- AIM OF THE EXERCISE: Look through the data below and return each line where "color" appears.

- RECORDED DATA:
'''
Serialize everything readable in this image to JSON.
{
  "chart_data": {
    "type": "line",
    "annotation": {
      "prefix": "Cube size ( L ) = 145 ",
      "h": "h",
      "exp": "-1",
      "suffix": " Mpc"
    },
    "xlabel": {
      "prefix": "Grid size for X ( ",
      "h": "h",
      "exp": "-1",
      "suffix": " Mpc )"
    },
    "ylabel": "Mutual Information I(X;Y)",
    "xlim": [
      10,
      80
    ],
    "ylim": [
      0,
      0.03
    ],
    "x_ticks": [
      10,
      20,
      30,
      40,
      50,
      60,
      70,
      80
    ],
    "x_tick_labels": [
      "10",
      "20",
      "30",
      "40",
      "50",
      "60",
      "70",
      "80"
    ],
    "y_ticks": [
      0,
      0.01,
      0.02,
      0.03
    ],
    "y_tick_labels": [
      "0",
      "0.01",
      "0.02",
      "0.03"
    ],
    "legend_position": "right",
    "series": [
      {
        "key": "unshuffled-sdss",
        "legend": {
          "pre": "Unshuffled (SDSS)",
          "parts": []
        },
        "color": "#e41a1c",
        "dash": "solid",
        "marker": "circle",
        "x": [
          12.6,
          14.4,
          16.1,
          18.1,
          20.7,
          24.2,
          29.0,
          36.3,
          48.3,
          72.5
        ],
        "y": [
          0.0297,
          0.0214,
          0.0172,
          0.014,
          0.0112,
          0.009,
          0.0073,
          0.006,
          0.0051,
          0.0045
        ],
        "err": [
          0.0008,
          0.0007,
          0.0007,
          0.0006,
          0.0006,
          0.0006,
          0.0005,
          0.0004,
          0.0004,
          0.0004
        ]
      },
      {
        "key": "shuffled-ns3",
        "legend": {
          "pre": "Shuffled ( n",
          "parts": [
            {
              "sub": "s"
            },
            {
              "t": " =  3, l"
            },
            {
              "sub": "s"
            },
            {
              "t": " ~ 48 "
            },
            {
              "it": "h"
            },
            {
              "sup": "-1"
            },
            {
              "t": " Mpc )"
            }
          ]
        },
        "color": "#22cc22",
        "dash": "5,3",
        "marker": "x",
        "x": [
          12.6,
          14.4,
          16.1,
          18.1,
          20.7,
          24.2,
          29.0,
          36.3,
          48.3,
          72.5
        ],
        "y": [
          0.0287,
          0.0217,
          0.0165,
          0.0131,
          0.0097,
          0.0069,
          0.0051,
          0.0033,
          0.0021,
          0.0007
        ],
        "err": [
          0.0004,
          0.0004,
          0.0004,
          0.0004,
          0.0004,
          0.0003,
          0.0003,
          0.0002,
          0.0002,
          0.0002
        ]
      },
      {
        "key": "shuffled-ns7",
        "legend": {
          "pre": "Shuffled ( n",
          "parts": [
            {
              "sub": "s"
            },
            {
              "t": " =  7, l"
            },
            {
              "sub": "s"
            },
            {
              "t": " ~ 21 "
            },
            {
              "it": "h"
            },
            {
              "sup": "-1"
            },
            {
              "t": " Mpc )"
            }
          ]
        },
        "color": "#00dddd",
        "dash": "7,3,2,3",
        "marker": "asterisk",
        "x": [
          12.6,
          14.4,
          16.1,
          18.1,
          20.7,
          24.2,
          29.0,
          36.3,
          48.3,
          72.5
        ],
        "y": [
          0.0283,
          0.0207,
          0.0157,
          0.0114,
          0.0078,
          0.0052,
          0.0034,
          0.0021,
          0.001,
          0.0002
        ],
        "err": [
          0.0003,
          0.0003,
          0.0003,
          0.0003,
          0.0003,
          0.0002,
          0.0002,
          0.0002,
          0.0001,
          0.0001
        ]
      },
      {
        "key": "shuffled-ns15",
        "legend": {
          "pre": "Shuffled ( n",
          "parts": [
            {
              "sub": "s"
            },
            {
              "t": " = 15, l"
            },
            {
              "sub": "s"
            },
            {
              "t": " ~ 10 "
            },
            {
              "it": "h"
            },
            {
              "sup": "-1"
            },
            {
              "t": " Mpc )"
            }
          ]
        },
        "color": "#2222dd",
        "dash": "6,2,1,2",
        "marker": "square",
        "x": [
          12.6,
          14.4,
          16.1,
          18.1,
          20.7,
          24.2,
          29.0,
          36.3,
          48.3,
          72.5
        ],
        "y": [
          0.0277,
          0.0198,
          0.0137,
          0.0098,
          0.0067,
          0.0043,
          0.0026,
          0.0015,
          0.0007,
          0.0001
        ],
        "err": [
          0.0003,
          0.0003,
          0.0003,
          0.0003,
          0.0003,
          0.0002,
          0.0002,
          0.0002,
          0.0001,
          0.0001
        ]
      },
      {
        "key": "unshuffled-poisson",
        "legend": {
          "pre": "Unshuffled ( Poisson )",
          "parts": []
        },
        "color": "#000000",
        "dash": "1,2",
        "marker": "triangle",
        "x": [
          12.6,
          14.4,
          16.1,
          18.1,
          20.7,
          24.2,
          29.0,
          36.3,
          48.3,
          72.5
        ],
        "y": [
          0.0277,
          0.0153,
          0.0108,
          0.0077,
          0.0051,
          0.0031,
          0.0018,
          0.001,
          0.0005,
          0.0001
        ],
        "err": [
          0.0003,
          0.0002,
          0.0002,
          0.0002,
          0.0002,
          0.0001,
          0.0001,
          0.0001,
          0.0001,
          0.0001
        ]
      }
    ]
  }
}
'''
- THE RESULT:
        "color": "#e41a1c",
        "color": "#22cc22",
        "color": "#00dddd",
        "color": "#2222dd",
        "color": "#000000",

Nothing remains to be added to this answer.